» **Document section**

● ● ● ● ●

About 40 percent of labour migrants, who have come to the Netherlands since 1999, leave the country within four years. The lowest and top incomes are more prone to leave the Netherlands than persons living on middle incomes. Self-employed labour migrants and benefit recipients are more reluctant to leave the Netherlands than employed labour migrants. Labour migrants with partners and young children also tend to stay.
40 percent of labour migrants leave within four years
Some 20 percent of labour migrants, who have settled in the Netherlands since 1999, left the country within two years and 40 percent within four years. More than 60 of them come from EU countries. A vast majority are employed during their entire stay in the Netherlands.
Approximately 93 percent of leavers work in paid employment, as against 88 percent of those who stay. Self-employed labour migrants and social benefit recipients appear to have stronger ties with the Netherlands than labour migrants working in paid employment; among those who stay, 3 percent are self-employed and 4 percent live on social benefits, as opposed to only 1 percent of self-employed and 2 percent of benefit recipients among those who leave.

● ● ● ● ●

» **Available data**
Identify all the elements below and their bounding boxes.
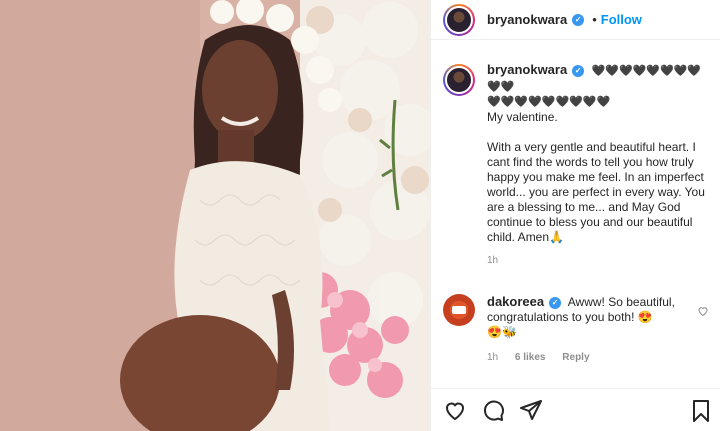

● ● ● ● ●

» **Exercise set**
• a. According to the text on migrants leaving the Netherlands, why do self-employed migrants and benefit recipients seem to have stronger ties to the country than those in paid employment? Answer in one to three sentences.
• b. Answer these questions using the text on migrants leaving the Netherlands.
(i) What share of the migrants who settled since 1999 left within two years?
(ii) About what percentage of leavers work in paid employment?
(iii) Which migrants with family circumstances tend to stay?
• c. Extend the text on migrants leaving the Netherlands, picking up after its final sentence.
The data above come from a separate source and are unrelated to the text on migrants leaving the Netherlands.

» **Task responses**
• a. They make up a larger share of those who stay than of those who leave. Among stayers, 3 percent are self-employed and 4 percent live on social benefits. Among leavers, only 1 percent are self-employed and 2 percent receive benefits.

• b.
(i) Some 20 percent.
(ii) Approximately 93 percent.
(iii) Those with partners and young children.

• c.
More top incomes leave the Netherlands
More people in the lowest and highest income brackets than people in the middle income brackets leave the Netherlands. Nearly half (48 percent) of leavers live on incomes under 1,000 euro a month, as against 26 percent of those who stay. The percentage of top incomes among leavers (18) is higher than among stayers (16).
Monthly incomes of leavers and stayers, 1 January 2006
Divorced men and widowed women less prepared to leave
Partners and school-going children are also factors that prevent people from leaving. Migrants with partners and/or young children have to take the other family members into consideration when they decide to stay or leave. Divorced men and widowed women are less prepared to migrate than singles: divorced men because they may have children living with their ex-wives, widowed women because they are eligible for social benefits.
Partner status and parenthood of leavers and stayers, 1 January 2006
Ruben van Gaalen (Statistics Netherlands) and Govert Bijwaard (Erasmus University Rotterdam)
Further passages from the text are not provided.